Data for this exercise:
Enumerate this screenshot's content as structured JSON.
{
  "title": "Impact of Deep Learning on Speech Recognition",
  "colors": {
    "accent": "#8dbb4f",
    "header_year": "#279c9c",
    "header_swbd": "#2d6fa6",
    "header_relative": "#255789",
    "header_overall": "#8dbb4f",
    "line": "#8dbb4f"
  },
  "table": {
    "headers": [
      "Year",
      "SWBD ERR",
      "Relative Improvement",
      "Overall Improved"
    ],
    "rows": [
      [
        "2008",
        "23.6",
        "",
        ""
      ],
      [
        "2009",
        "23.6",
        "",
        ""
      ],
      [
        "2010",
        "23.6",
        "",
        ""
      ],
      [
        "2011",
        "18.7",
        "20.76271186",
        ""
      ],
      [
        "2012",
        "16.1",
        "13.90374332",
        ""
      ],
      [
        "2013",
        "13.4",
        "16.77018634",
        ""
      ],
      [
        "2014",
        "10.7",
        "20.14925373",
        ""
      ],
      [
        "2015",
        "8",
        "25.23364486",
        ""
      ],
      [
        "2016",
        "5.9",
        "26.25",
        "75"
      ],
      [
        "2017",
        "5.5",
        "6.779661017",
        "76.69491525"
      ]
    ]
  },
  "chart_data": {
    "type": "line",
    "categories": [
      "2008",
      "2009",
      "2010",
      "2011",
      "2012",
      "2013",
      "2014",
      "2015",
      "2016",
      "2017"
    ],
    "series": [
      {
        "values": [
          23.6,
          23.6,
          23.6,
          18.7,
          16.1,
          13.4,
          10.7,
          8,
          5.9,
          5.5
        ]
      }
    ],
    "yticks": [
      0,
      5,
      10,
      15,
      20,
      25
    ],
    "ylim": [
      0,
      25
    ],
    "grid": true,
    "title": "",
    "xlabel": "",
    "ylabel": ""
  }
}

Problem requirements: In how many lines does the word "title" appear? Respond with the number alone.

Exercise result: 2